Work required
Return each entry exactly, with none missing.

Available records
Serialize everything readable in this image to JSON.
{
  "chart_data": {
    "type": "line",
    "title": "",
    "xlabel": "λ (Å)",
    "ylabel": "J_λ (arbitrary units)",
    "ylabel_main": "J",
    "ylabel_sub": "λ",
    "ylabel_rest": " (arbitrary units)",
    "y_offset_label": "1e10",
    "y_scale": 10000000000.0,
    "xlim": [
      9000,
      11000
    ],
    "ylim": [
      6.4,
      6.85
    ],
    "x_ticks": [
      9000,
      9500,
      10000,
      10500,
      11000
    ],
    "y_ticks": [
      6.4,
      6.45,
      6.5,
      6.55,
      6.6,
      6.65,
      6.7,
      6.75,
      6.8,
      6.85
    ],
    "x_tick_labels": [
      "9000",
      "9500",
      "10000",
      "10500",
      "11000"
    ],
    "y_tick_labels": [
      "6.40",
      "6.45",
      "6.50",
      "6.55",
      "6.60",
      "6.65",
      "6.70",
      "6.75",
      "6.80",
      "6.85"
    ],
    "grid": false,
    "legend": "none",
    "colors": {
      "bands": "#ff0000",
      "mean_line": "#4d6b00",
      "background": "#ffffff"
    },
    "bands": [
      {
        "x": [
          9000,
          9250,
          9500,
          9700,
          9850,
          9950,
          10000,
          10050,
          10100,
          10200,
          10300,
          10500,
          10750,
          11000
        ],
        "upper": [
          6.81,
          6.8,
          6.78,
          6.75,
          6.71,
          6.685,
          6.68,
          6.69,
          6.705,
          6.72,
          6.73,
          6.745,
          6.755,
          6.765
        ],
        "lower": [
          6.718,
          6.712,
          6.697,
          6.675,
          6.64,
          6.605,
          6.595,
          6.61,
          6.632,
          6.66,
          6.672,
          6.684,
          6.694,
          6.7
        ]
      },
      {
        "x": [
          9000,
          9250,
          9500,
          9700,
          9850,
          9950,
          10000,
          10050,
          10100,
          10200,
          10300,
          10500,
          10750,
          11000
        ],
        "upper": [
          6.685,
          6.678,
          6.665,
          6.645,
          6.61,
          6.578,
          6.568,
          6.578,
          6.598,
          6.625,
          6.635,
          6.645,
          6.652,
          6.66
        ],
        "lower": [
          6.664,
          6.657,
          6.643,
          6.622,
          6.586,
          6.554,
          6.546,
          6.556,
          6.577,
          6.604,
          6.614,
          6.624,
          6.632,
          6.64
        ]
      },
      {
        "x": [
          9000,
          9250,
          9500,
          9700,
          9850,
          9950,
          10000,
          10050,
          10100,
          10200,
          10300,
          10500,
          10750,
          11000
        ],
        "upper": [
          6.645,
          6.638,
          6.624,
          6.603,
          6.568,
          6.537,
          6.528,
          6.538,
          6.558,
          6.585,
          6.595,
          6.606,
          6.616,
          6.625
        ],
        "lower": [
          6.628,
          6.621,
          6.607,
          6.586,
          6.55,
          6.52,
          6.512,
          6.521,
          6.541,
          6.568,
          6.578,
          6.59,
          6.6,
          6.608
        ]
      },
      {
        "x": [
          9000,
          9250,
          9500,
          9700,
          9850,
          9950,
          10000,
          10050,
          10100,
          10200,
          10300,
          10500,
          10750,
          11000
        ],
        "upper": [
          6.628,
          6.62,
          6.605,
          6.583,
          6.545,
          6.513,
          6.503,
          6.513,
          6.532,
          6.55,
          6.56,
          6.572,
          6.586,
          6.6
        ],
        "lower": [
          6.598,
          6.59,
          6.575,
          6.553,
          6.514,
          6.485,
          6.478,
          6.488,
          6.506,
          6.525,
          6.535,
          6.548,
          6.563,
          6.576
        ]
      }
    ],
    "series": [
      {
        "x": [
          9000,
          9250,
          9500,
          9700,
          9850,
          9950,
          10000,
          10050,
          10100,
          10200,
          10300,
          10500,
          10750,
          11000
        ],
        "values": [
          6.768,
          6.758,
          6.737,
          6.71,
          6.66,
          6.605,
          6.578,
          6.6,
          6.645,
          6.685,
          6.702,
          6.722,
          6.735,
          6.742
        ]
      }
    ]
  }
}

Answer to the problem
Serialize everything readable in this image to JSON.
{
  "chart_data": {
    "type": "line",
    "title": "",
    "xlabel": "λ (Å)",
    "ylabel": "J_λ (arbitrary units)",
    "ylabel_main": "J",
    "ylabel_sub": "λ",
    "ylabel_rest": " (arbitrary units)",
    "y_offset_label": "1e10",
    "y_scale": 10000000000.0,
    "xlim": [
      9000,
      11000
    ],
    "ylim": [
      6.4,
      6.85
    ],
    "x_ticks": [
      9000,
      9500,
      10000,
      10500,
      11000
    ],
    "y_ticks": [
      6.4,
      6.45,
      6.5,
      6.55,
      6.6,
      6.65,
      6.7,
      6.75,
      6.8,
      6.85
    ],
    "x_tick_labels": [
      "9000",
      "9500",
      "10000",
      "10500",
      "11000"
    ],
    "y_tick_labels": [
      "6.40",
      "6.45",
      "6.50",
      "6.55",
      "6.60",
      "6.65",
      "6.70",
      "6.75",
      "6.80",
      "6.85"
    ],
    "grid": false,
    "legend": "none",
    "colors": {
      "bands": "#ff0000",
      "mean_line": "#4d6b00",
      "background": "#ffffff"
    },
    "bands": [
      {
        "x": [
          9000,
          9250,
          9500,
          9700,
          9850,
          9950,
          10000,
          10050,
          10100,
          10200,
          10300,
          10500,
          10750,
          11000
        ],
        "upper": [
          6.81,
          6.8,
          6.78,
          6.75,
          6.71,
          6.685,
          6.68,
          6.69,
          6.705,
          6.72,
          6.73,
          6.745,
          6.755,
          6.765
        ],
        "lower": [
          6.718,
          6.712,
          6.697,
          6.675,
          6.64,
          6.605,
          6.595,
          6.61,
          6.632,
          6.66,
          6.672,
          6.684,
          6.694,
          6.7
        ]
      },
      {
        "x": [
          9000,
          9250,
          9500,
          9700,
          9850,
          9950,
          10000,
          10050,
          10100,
          10200,
          10300,
          10500,
          10750,
          11000
        ],
        "upper": [
          6.685,
          6.678,
          6.665,
          6.645,
          6.61,
          6.578,
          6.568,
          6.578,
          6.598,
          6.625,
          6.635,
          6.645,
          6.652,
          6.66
        ],
        "lower": [
          6.664,
          6.657,
          6.643,
          6.622,
          6.586,
          6.554,
          6.546,
          6.556,
          6.577,
          6.604,
          6.614,
          6.624,
          6.632,
          6.64
        ]
      },
      {
        "x": [
          9000,
          9250,
          9500,
          9700,
          9850,
          9950,
          10000,
          10050,
          10100,
          10200,
          10300,
          10500,
          10750,
          11000
        ],
        "upper": [
          6.645,
          6.638,
          6.624,
          6.603,
          6.568,
          6.537,
          6.528,
          6.538,
          6.558,
          6.585,
          6.595,
          6.606,
          6.616,
          6.625
        ],
        "lower": [
          6.628,
          6.621,
          6.607,
          6.586,
          6.55,
          6.52,
          6.512,
          6.521,
          6.541,
          6.568,
          6.578,
          6.59,
          6.6,
          6.608
        ]
      },
      {
        "x": [
          9000,
          9250,
          9500,
          9700,
          9850,
          9950,
          10000,
          10050,
          10100,
          10200,
          10300,
          10500,
          10750,
          11000
        ],
        "upper": [
          6.628,
          6.62,
          6.605,
          6.583,
          6.545,
          6.513,
          6.503,
          6.513,
          6.532,
          6.55,
          6.56,
          6.572,
          6.586,
          6.6
        ],
        "lower": [
          6.598,
          6.59,
          6.575,
          6.553,
          6.514,
          6.485,
          6.478,
          6.488,
          6.506,
          6.525,
          6.535,
          6.548,
          6.563,
          6.576
        ]
      }
    ],
    "series": [
      {
        "x": [
          9000,
          9250,
          9500,
          9700,
          9850,
          9950,
          10000,
          10050,
          10100,
          10200,
          10300,
          10500,
          10750,
          11000
        ],
        "values": [
          6.768,
          6.758,
          6.737,
          6.71,
          6.66,
          6.605,
          6.578,
          6.6,
          6.645,
          6.685,
          6.702,
          6.722,
          6.735,
          6.742
        ]
      }
    ]
  }
}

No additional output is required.